RECORDS SUPPLIED.
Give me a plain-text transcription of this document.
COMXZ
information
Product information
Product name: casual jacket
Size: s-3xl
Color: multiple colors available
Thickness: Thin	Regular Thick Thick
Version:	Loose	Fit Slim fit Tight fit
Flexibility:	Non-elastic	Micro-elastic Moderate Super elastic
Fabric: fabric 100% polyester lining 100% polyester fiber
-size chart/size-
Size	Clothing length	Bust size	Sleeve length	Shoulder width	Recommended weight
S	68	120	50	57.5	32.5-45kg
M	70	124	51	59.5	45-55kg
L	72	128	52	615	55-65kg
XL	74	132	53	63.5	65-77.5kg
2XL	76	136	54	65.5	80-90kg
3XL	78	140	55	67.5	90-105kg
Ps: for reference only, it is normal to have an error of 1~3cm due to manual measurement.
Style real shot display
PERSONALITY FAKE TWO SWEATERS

REQUIREMENTS. Pull out every line holding "Product" from the records above, and copy it.

SOLVED EXERCISE.
Product information
Product name: casual jacket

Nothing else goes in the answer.